— Objective —
From the entries that follow, pick out all lines holding "Bolesława".

[Records from a dataset]
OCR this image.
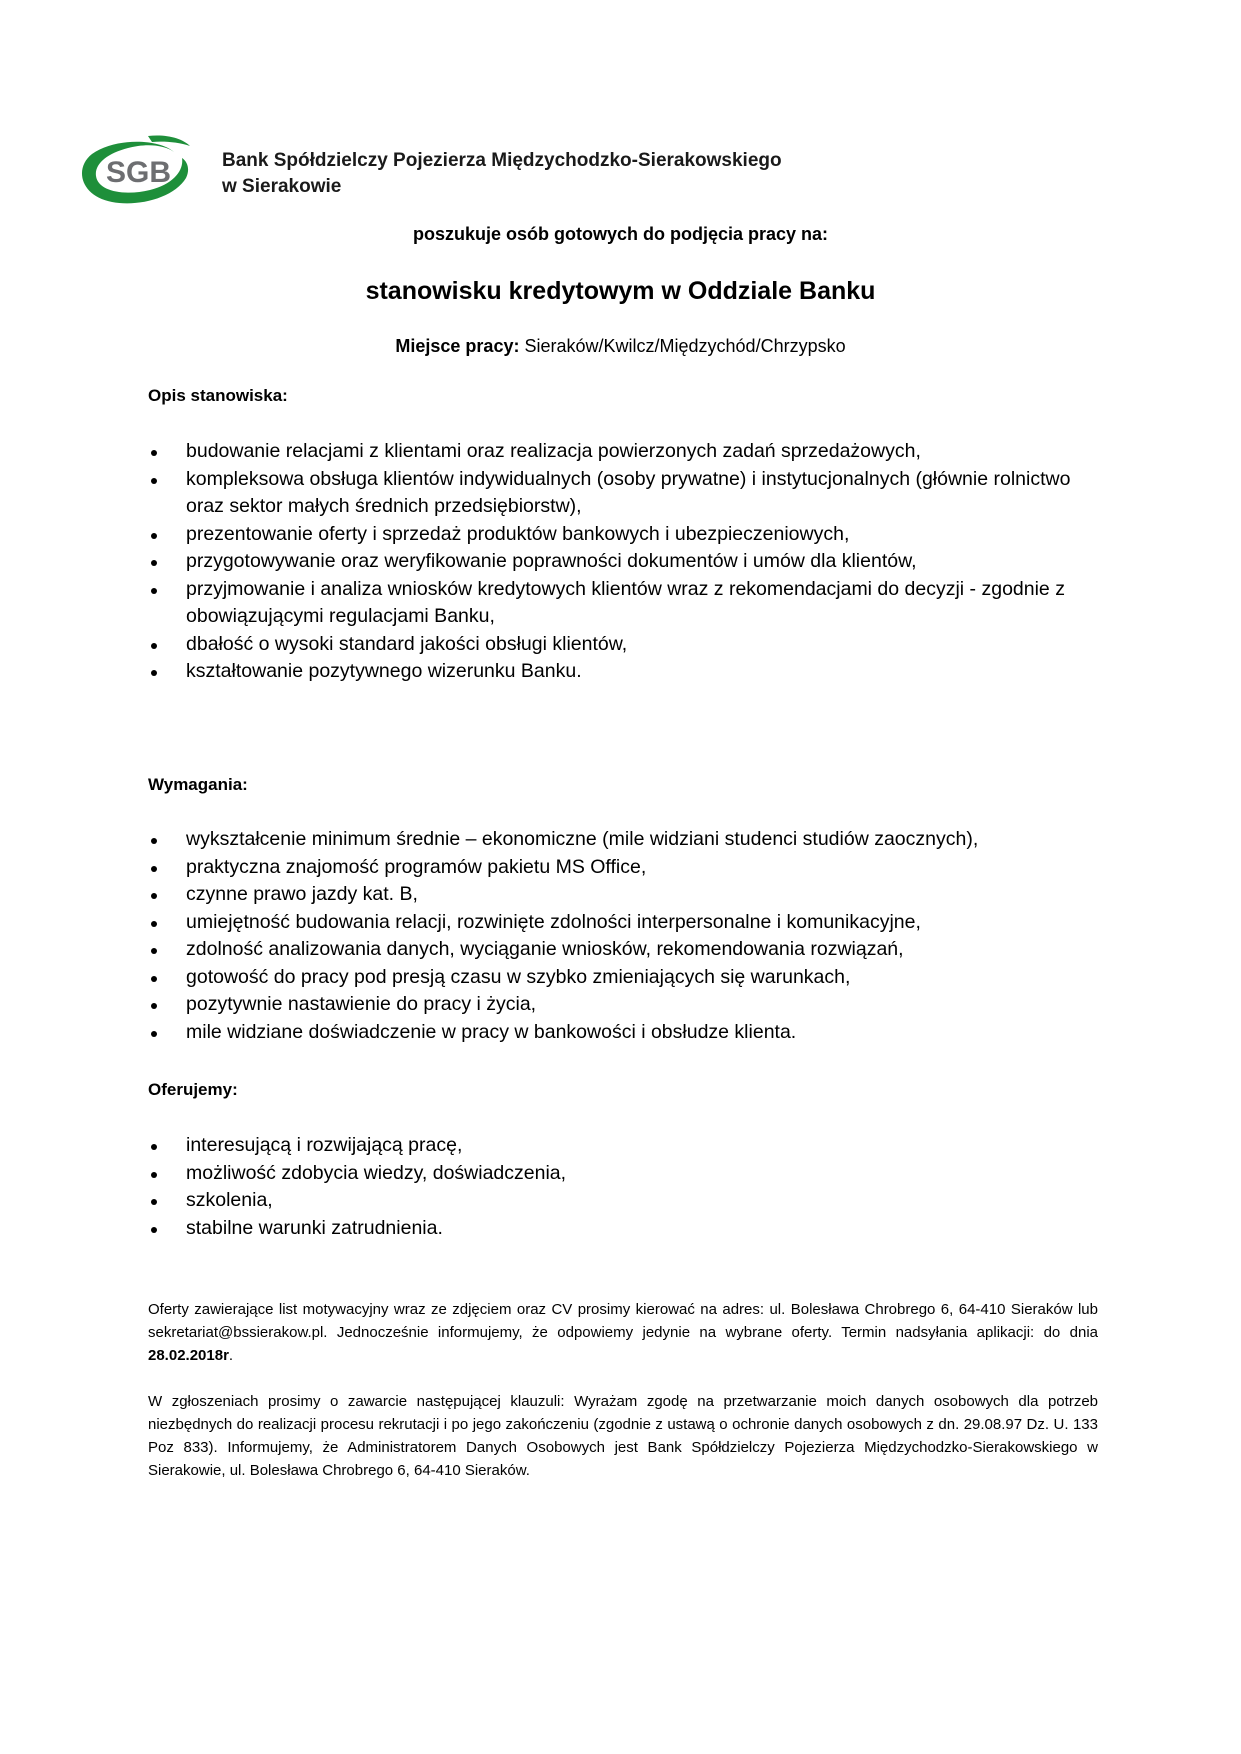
SGB	Bank Spółdzielczy Pojezierza Międzychodzko-Sierakowskiego
w Sierakowie
poszukuje osób gotowych do podjęcia pracy na:
stanowisku kredytowym w Oddziale Banku
Miejsce pracy: Sieraków/Kwilcz/Międzychód/Chrzypsko
Opis stanowiska:
budowanie relacjami z klientami oraz realizacja powierzonych zadań sprzedażowych,
kompleksowa obsługa klientów indywidualnych (osoby prywatne) i instytucjonalnych (głównie rolnictwo oraz sektor małych średnich przedsiębiorstw),
prezentowanie oferty i sprzedaż produktów bankowych i ubezpieczeniowych,
przygotowywanie oraz weryfikowanie poprawności dokumentów i umów dla klientów,
przyjmowanie i analiza wniosków kredytowych klientów wraz z rekomendacjami do decyzji - zgodnie z obowiązującymi regulacjami Banku,
dbałość o wysoki standard jakości obsługi klientów,
kształtowanie pozytywnego wizerunku Banku.
Wymagania:
wykształcenie minimum średnie – ekonomiczne (mile widziani studenci studiów zaocznych),
praktyczna znajomość programów pakietu MS Office,
czynne prawo jazdy kat. B,
umiejętność budowania relacji, rozwinięte zdolności interpersonalne i komunikacyjne,
zdolność analizowania danych, wyciąganie wniosków, rekomendowania rozwiązań,
gotowość do pracy pod presją czasu w szybko zmieniających się warunkach,
pozytywnie nastawienie do pracy i życia,
mile widziane doświadczenie w pracy w bankowości i obsłudze klienta.
Oferujemy:
interesującą i rozwijającą pracę,
możliwość zdobycia wiedzy, doświadczenia,
szkolenia,
stabilne warunki zatrudnienia.
Oferty zawierające list motywacyjny wraz ze zdjęciem oraz CV prosimy kierować na adres: ul. Bolesława Chrobrego 6, 64-410 Sieraków lub sekretariat@bssierakow.pl. Jednocześnie informujemy, że odpowiemy jedynie na wybrane oferty. Termin nadsyłania aplikacji: do dnia 28.02.2018r.
W zgłoszeniach prosimy o zawarcie następującej klauzuli: Wyrażam zgodę na przetwarzanie moich danych osobowych dla potrzeb niezbędnych do realizacji procesu rekrutacji i po jego zakończeniu (zgodnie z ustawą o ochronie danych osobowych z dn. 29.08.97 Dz. U. 133 Poz 833). Informujemy, że Administratorem Danych Osobowych jest Bank Spółdzielczy Pojezierza Międzychodzko-Sierakowskiego w Sierakowie, ul. Bolesława Chrobrego 6, 64-410 Sieraków.
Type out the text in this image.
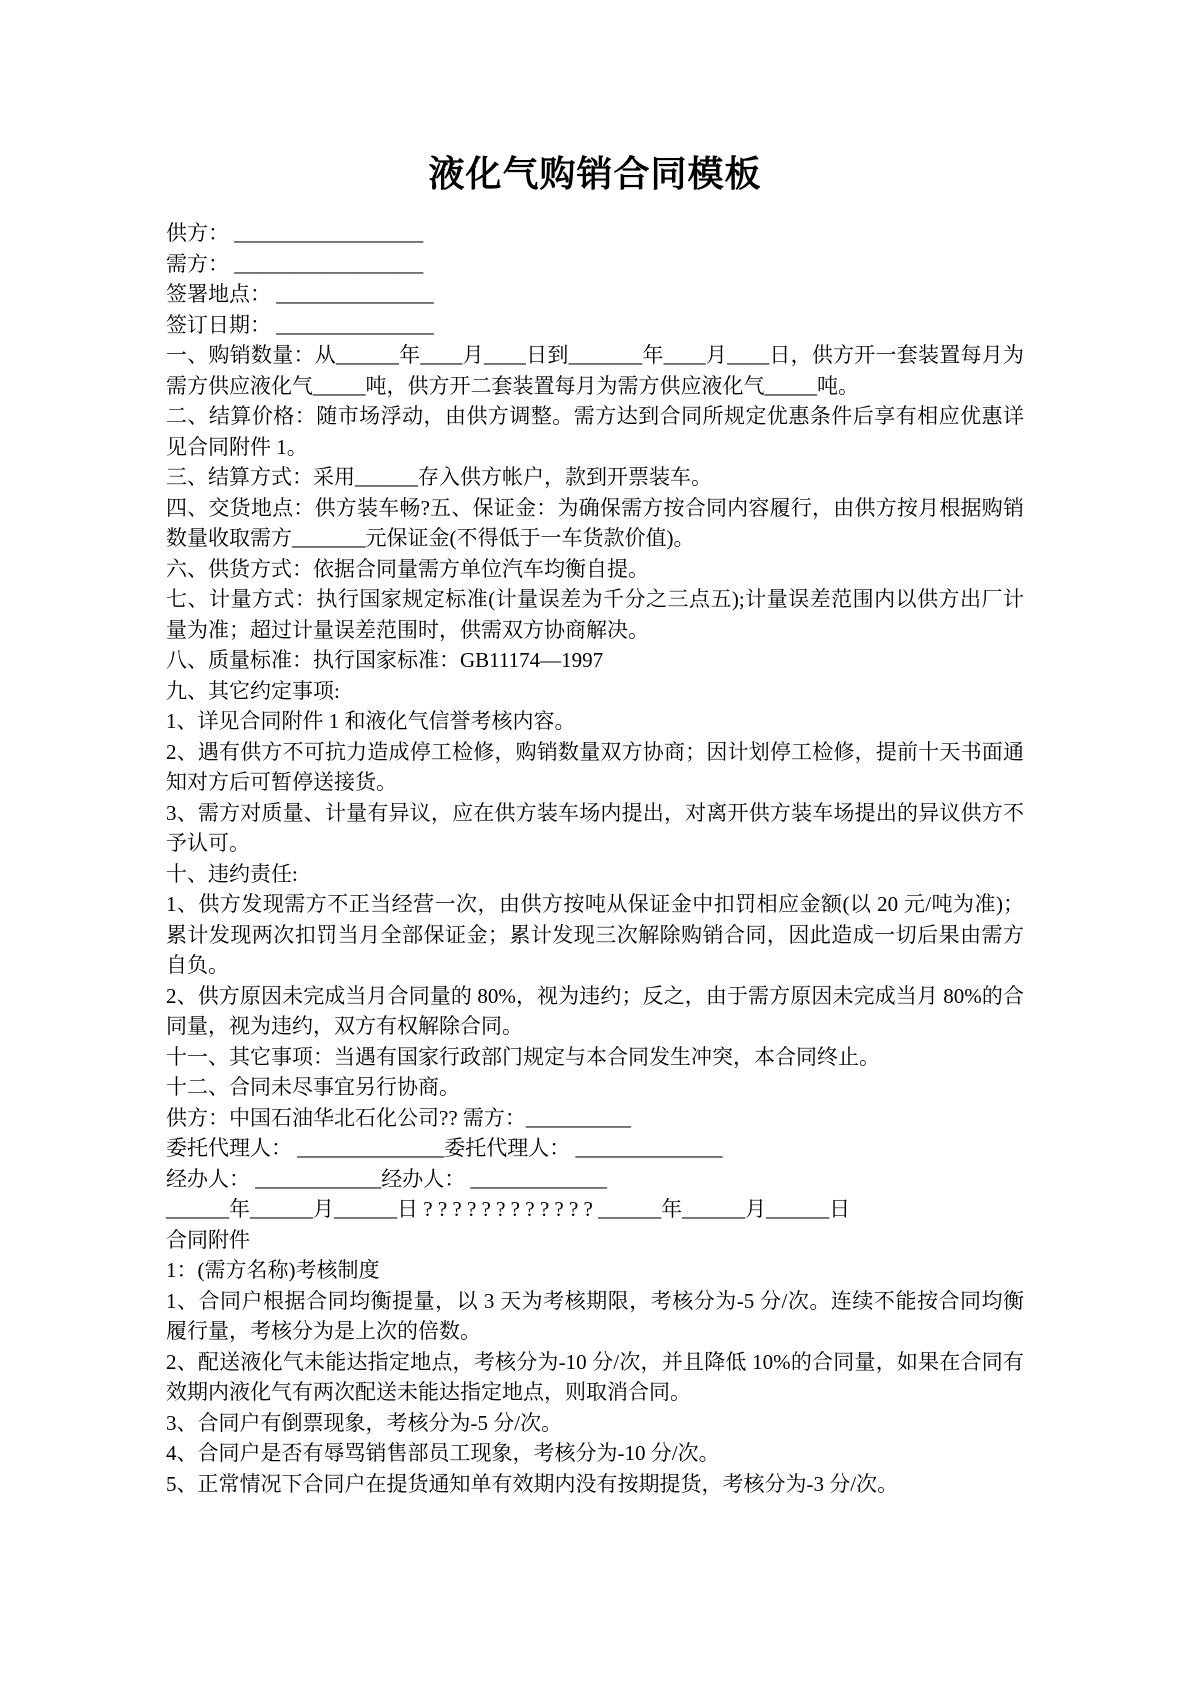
液化气购销合同模板

供方： __________________

需方： __________________

签署地点： _______________

签订日期： _______________

一、购销数量：从______年____月____日到_______年____月____日，供方开一套装置每月为需方供应液化气_____吨，供方开二套装置每月为需方供应液化气_____吨。

二、结算价格：随市场浮动，由供方调整。需方达到合同所规定优惠条件后享有相应优惠详见合同附件 1。

三、结算方式：采用______存入供方帐户，款到开票装车。

四、交货地点：供方装车畅?五、保证金：为确保需方按合同内容履行，由供方按月根据购销数量收取需方_______元保证金(不得低于一车货款价值)。

六、供货方式：依据合同量需方单位汽车均衡自提。

七、计量方式：执行国家规定标准(计量误差为千分之三点五);计量误差范围内以供方出厂计量为准；超过计量误差范围时，供需双方协商解决。

八、质量标准：执行国家标准：GB11174—1997

九、其它约定事项:

1、详见合同附件 1 和液化气信誉考核内容。

2、遇有供方不可抗力造成停工检修，购销数量双方协商；因计划停工检修，提前十天书面通知对方后可暂停送接货。

3、需方对质量、计量有异议，应在供方装车场内提出，对离开供方装车场提出的异议供方不予认可。

十、违约责任:

1、供方发现需方不正当经营一次，由供方按吨从保证金中扣罚相应金额(以 20 元/吨为准)；累计发现两次扣罚当月全部保证金；累计发现三次解除购销合同，因此造成一切后果由需方自负。

2、供方原因未完成当月合同量的 80%，视为违约；反之，由于需方原因未完成当月 80%的合同量，视为违约，双方有权解除合同。

十一、其它事项：当遇有国家行政部门规定与本合同发生冲突，本合同终止。

十二、合同未尽事宜另行协商。

供方：中国石油华北石化公司?? 需方：__________

委托代理人： ______________委托代理人： ______________

经办人： ____________经办人： _____________

______年______月______日 ? ? ? ? ? ? ? ? ? ? ? ? ______年______月______日

合同附件

1：(需方名称)考核制度

1、合同户根据合同均衡提量，以 3 天为考核期限，考核分为-5 分/次。连续不能按合同均衡履行量，考核分为是上次的倍数。

2、配送液化气未能达指定地点，考核分为-10 分/次，并且降低 10%的合同量，如果在合同有效期内液化气有两次配送未能达指定地点，则取消合同。

3、合同户有倒票现象，考核分为-5 分/次。

4、合同户是否有辱骂销售部员工现象，考核分为-10 分/次。

5、正常情况下合同户在提货通知单有效期内没有按期提货，考核分为-3 分/次。
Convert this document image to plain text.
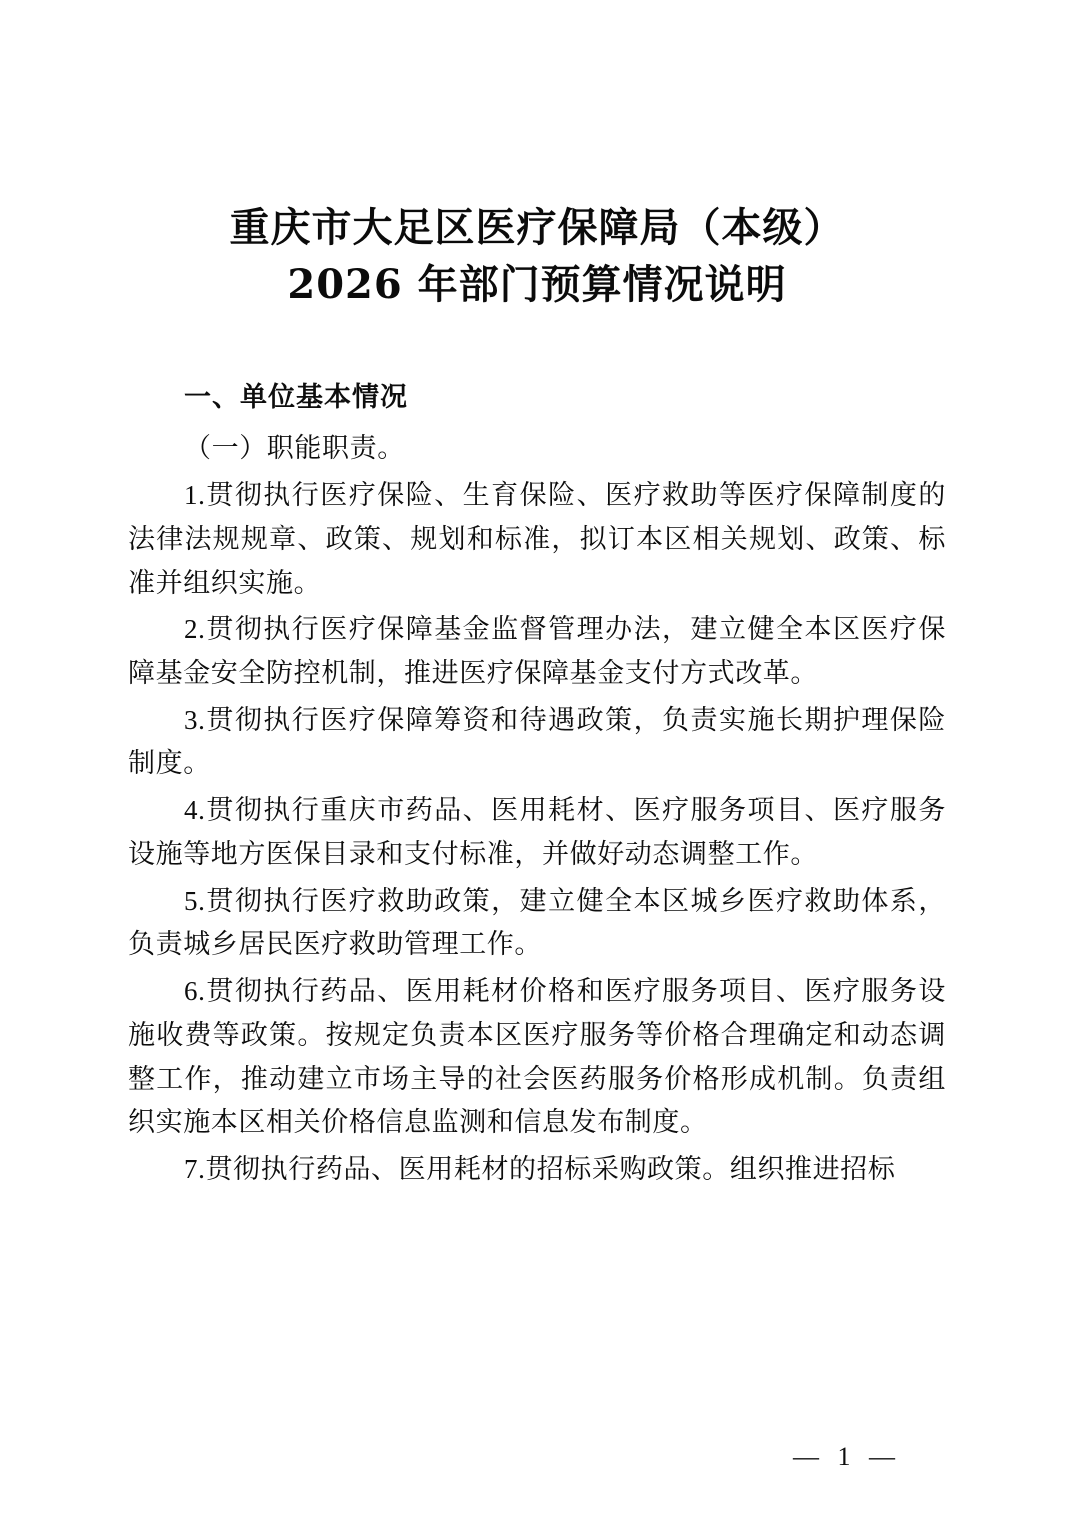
重庆市大足区医疗保障局（本级）
2026 年部门预算情况说明
一、单位基本情况

（一）职能职责。

1.贯彻执行医疗保险、生育保险、医疗救助等医疗保障制度的法律法规规章、政策、规划和标准，拟订本区相关规划、政策、标准并组织实施。

2.贯彻执行医疗保障基金监督管理办法，建立健全本区医疗保障基金安全防控机制，推进医疗保障基金支付方式改革。

3.贯彻执行医疗保障筹资和待遇政策，负责实施长期护理保险制度。

4.贯彻执行重庆市药品、医用耗材、医疗服务项目、医疗服务设施等地方医保目录和支付标准，并做好动态调整工作。

5.贯彻执行医疗救助政策，建立健全本区城乡医疗救助体系，负责城乡居民医疗救助管理工作。

6.贯彻执行药品、医用耗材价格和医疗服务项目、医疗服务设施收费等政策。按规定负责本区医疗服务等价格合理确定和动态调整工作，推动建立市场主导的社会医药服务价格形成机制。负责组织实施本区相关价格信息监测和信息发布制度。

7.贯彻执行药品、医用耗材的招标采购政策。组织推进招标

— 1 —
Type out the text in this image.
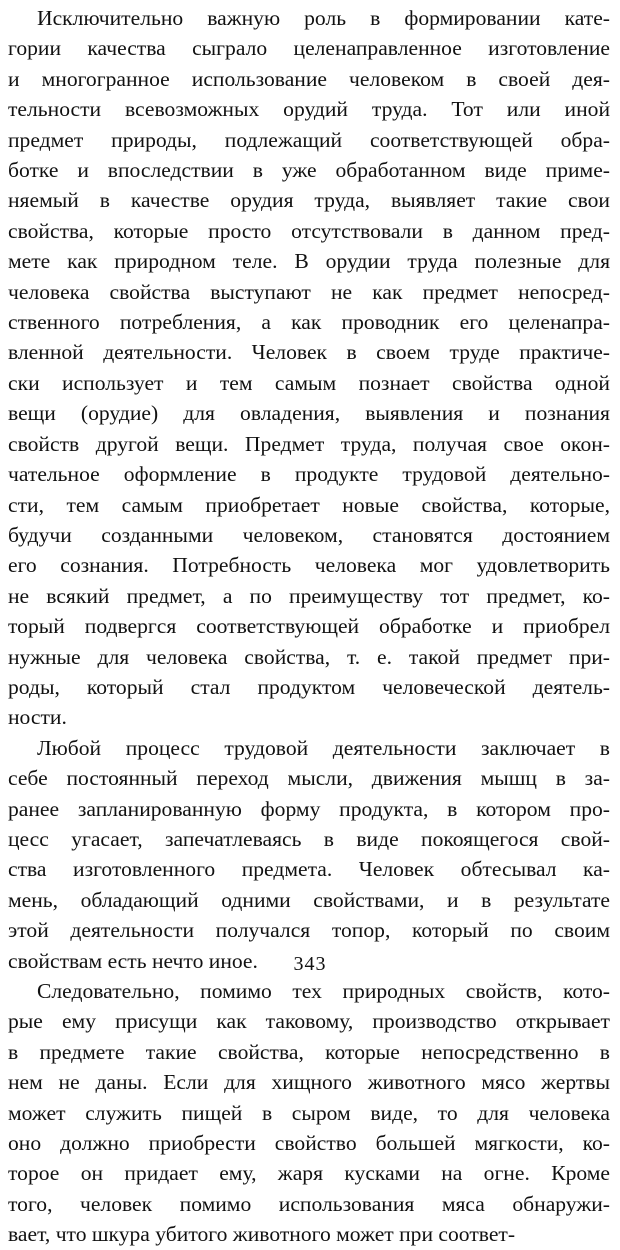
Исключительно важную роль в формировании кате-
гории качества сыграло целенаправленное изготовление
и многогранное использование человеком в своей дея-
тельности всевозможных орудий труда. Тот или иной
предмет природы, подлежащий соответствующей обра-
ботке и впоследствии в уже обработанном виде приме-
няемый в качестве орудия труда, выявляет такие свои
свойства, которые просто отсутствовали в данном пред-
мете как природном теле. В орудии труда полезные для
человека свойства выступают не как предмет непосред-
ственного потребления, а как проводник его целенапра-
вленной деятельности. Человек в своем труде практиче-
ски использует и тем самым познает свойства одной
вещи (орудие) для овладения, выявления и познания
свойств другой вещи. Предмет труда, получая свое окон-
чательное оформление в продукте трудовой деятельно-
сти, тем самым приобретает новые свойства, которые,
будучи созданными человеком, становятся достоянием
его сознания. Потребность человека мог удовлетворить
не всякий предмет, а по преимуществу тот предмет, ко-
торый подвергся соответствующей обработке и приобрел
нужные для человека свойства, т. е. такой предмет при-
роды, который стал продуктом человеческой деятель-
ности.

Любой процесс трудовой деятельности заключает в
себе постоянный переход мысли, движения мышц в за-
ранее запланированную форму продукта, в котором про-
цесс угасает, запечатлеваясь в виде покоящегося свой-
ства изготовленного предмета. Человек обтесывал ка-
мень, обладающий одними свойствами, и в результате
этой деятельности получался топор, который по своим
свойствам есть нечто иное.

Следовательно, помимо тех природных свойств, кото-
рые ему присущи как таковому, производство открывает
в предмете такие свойства, которые непосредственно в
нем не даны. Если для хищного животного мясо жертвы
может служить пищей в сыром виде, то для человека
оно должно приобрести свойство большей мягкости, ко-
торое он придает ему, жаря кусками на огне. Кроме
того, человек помимо использования мяса обнаружи-
вает, что шкура убитого животного может при соответ-

343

— Answer in full —
Oferty zawierające list motywacyjny wraz ze zdjęciem oraz CV prosimy kierować na adres: ul. Bolesława Chrobrego 6, 64-410 Sieraków lub sekretariat@bssierakow.pl. Jednocześnie informujemy, że odpowiemy jedynie na wybrane oferty. Termin nadsyłania aplikacji: do dnia 28.02.2018r.
W zgłoszeniach prosimy o zawarcie następującej klauzuli: Wyrażam zgodę na przetwarzanie moich danych osobowych dla potrzeb niezbędnych do realizacji procesu rekrutacji i po jego zakończeniu (zgodnie z ustawą o ochronie danych osobowych z dn. 29.08.97 Dz. U. 133 Poz 833). Informujemy, że Administratorem Danych Osobowych jest Bank Spółdzielczy Pojezierza Międzychodzko-Sierakowskiego w Sierakowie, ul. Bolesława Chrobrego 6, 64-410 Sieraków.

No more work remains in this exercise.